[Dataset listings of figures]
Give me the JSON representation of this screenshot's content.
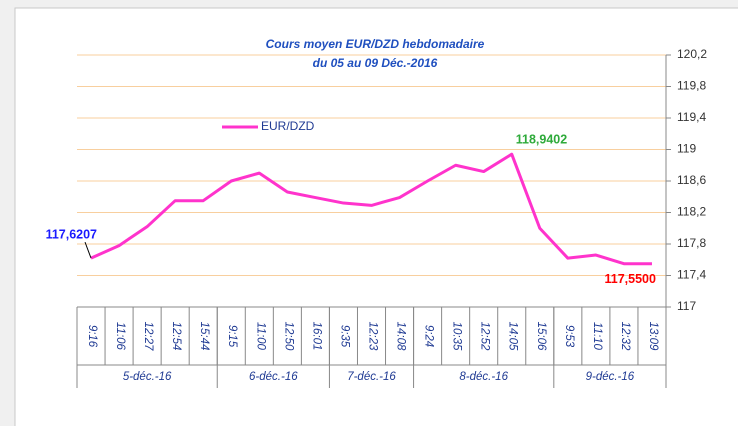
{
  "chart_data": {
    "type": "line",
    "title": "Cours moyen  EUR/DZD  hebdomadaire",
    "subtitle": "du 05 au 09 Déc.-2016",
    "groups": [
      {
        "name": "5-déc.-16",
        "categories": [
          "9:16",
          "11:06",
          "12:27",
          "12:54",
          "15:44"
        ]
      },
      {
        "name": "6-déc.-16",
        "categories": [
          "9:15",
          "11:00",
          "12:50",
          "16:01"
        ]
      },
      {
        "name": "7-déc.-16",
        "categories": [
          "9:35",
          "12:23",
          "14:08"
        ]
      },
      {
        "name": "8-déc.-16",
        "categories": [
          "9:24",
          "10:35",
          "12:52",
          "14:05",
          "15:06"
        ]
      },
      {
        "name": "9-déc.-16",
        "categories": [
          "9:53",
          "11:10",
          "12:32",
          "13:09"
        ]
      }
    ],
    "series": [
      {
        "name": "EUR/DZD",
        "color": "#ff33cc",
        "values": [
          117.6207,
          117.78,
          118.02,
          118.35,
          118.35,
          118.6,
          118.7,
          118.46,
          118.39,
          118.32,
          118.29,
          118.39,
          118.6,
          118.8,
          118.72,
          118.9402,
          118.0,
          117.62,
          117.66,
          117.55,
          117.55
        ],
        "value_labels": [
          "117,6207",
          null,
          null,
          null,
          null,
          null,
          null,
          null,
          null,
          null,
          null,
          null,
          null,
          null,
          null,
          "118,9402",
          null,
          null,
          null,
          null,
          "117,5500"
        ],
        "value_label_colors": [
          "#1a1aff",
          null,
          null,
          null,
          null,
          null,
          null,
          null,
          null,
          null,
          null,
          null,
          null,
          null,
          null,
          "#2eaa3a",
          null,
          null,
          null,
          null,
          "#ff0000"
        ]
      }
    ],
    "ylim": [
      117,
      120.2
    ],
    "yticks": [
      117,
      {
        "value": 117.4,
        "label": "117,4"
      },
      {
        "value": 117.8,
        "label": "117,8"
      },
      {
        "value": 118.2,
        "label": "118,2"
      },
      {
        "value": 118.6,
        "label": "118,6"
      },
      119,
      {
        "value": 119.4,
        "label": "119,4"
      },
      {
        "value": 119.8,
        "label": "119,8"
      },
      {
        "value": 120.2,
        "label": "120,2"
      }
    ],
    "yaxis_side": "right",
    "grid": true,
    "grid_color": "#f8cf9e",
    "legend": "upper left"
  }
}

◆ **Objective**:
Lines from the records above that hold "name" are the ones to list.

◆ **Final result**:
        "name": "5-déc.-16",
        "name": "6-déc.-16",
        "name": "7-déc.-16",
        "name": "8-déc.-16",
        "name": "9-déc.-16",
        "name": "EUR/DZD",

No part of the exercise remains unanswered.